**YOUR INSTRUCTIONS:**
Retype the entries below exactly, and keep every picture out of your version.

**DATASET EXCERPTS:**
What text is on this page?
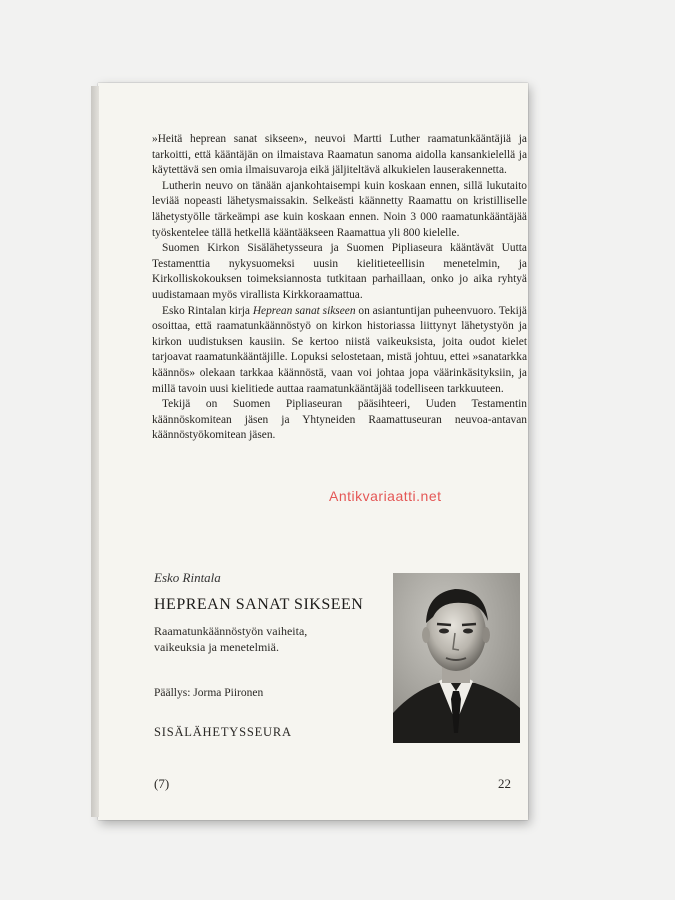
»Heitä heprean sanat sikseen», neuvoi Martti Luther raamatunkääntäjiä ja tarkoitti, että kääntäjän on ilmaistava Raamatun sanoma aidolla kansankielellä ja käytettävä sen omia ilmaisuvaroja eikä jäljiteltävä alkukielen lauserakennetta.

Lutherin neuvo on tänään ajankohtaisempi kuin koskaan ennen, sillä lukutaito leviää nopeasti lähetysmaissakin. Selkeästi käännetty Raamattu on kristilliselle lähetystyölle tärkeämpi ase kuin koskaan ennen. Noin 3 000 raamatunkääntäjää työskentelee tällä hetkellä kääntääkseen Raamattua yli 800 kielelle.

Suomen Kirkon Sisälähetysseura ja Suomen Pipliaseura kääntävät Uutta Testamenttia nykysuomeksi uusin kielitieteellisin menetelmin, ja Kirkolliskokouksen toimeksiannosta tutkitaan parhaillaan, onko jo aika ryhtyä uudistamaan myös virallista Kirkkoraamattua.

Esko Rintalan kirja Heprean sanat sikseen on asiantuntijan puheenvuoro. Tekijä osoittaa, että raamatunkäännöstyö on kirkon historiassa liittynyt lähetystyön ja kirkon uudistuksen kausiin. Se kertoo niistä vaikeuksista, joita oudot kielet tarjoavat raamatunkääntäjille. Lopuksi selostetaan, mistä johtuu, ettei »sanatarkka käännös» olekaan tarkkaa käännöstä, vaan voi johtaa jopa väärinkäsityksiin, ja millä tavoin uusi kielitiede auttaa raamatunkääntäjää todelliseen tarkkuuteen.

Tekijä on Suomen Pipliaseuran pääsihteeri, Uuden Testamentin käännöskomitean jäsen ja Yhtyneiden Raamattuseuran neuvoa-antavan käännöstyökomitean jäsen.

Antikvariaatti.net
Esko Rintala
HEPREAN SANAT SIKSEEN
Raamatunkäännöstyön vaiheita, vaikeuksia ja menetelmiä.
Päällys: Jorma Piironen
SISÄLÄHETYSSEURA
(7)	22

**ANSWER AREA:**
What text is on this page?
»Heitä heprean sanat sikseen», neuvoi Martti Luther raamatunkääntäjiä ja tarkoitti, että kääntäjän on ilmaistava Raamatun sanoma aidolla kansankielellä ja käytettävä sen omia ilmaisuvaroja eikä jäljiteltävä alkukielen lauserakennetta.

Lutherin neuvo on tänään ajankohtaisempi kuin koskaan ennen, sillä lukutaito leviää nopeasti lähetysmaissakin. Selkeästi käännetty Raamattu on kristilliselle lähetystyölle tärkeämpi ase kuin koskaan ennen. Noin 3 000 raamatunkääntäjää työskentelee tällä hetkellä kääntääkseen Raamattua yli 800 kielelle.

Suomen Kirkon Sisälähetysseura ja Suomen Pipliaseura kääntävät Uutta Testamenttia nykysuomeksi uusin kielitieteellisin menetelmin, ja Kirkolliskokouksen toimeksiannosta tutkitaan parhaillaan, onko jo aika ryhtyä uudistamaan myös virallista Kirkkoraamattua.

Esko Rintalan kirja Heprean sanat sikseen on asiantuntijan puheenvuoro. Tekijä osoittaa, että raamatunkäännöstyö on kirkon historiassa liittynyt lähetystyön ja kirkon uudistuksen kausiin. Se kertoo niistä vaikeuksista, joita oudot kielet tarjoavat raamatunkääntäjille. Lopuksi selostetaan, mistä johtuu, ettei »sanatarkka käännös» olekaan tarkkaa käännöstä, vaan voi johtaa jopa väärinkäsityksiin, ja millä tavoin uusi kielitiede auttaa raamatunkääntäjää todelliseen tarkkuuteen.

Tekijä on Suomen Pipliaseuran pääsihteeri, Uuden Testamentin käännöskomitean jäsen ja Yhtyneiden Raamattuseuran neuvoa-antavan käännöstyökomitean jäsen.

Antikvariaatti.net
Esko Rintala
HEPREAN SANAT SIKSEEN
Raamatunkäännöstyön vaiheita, vaikeuksia ja menetelmiä.
Päällys: Jorma Piironen
SISÄLÄHETYSSEURA
(7)	22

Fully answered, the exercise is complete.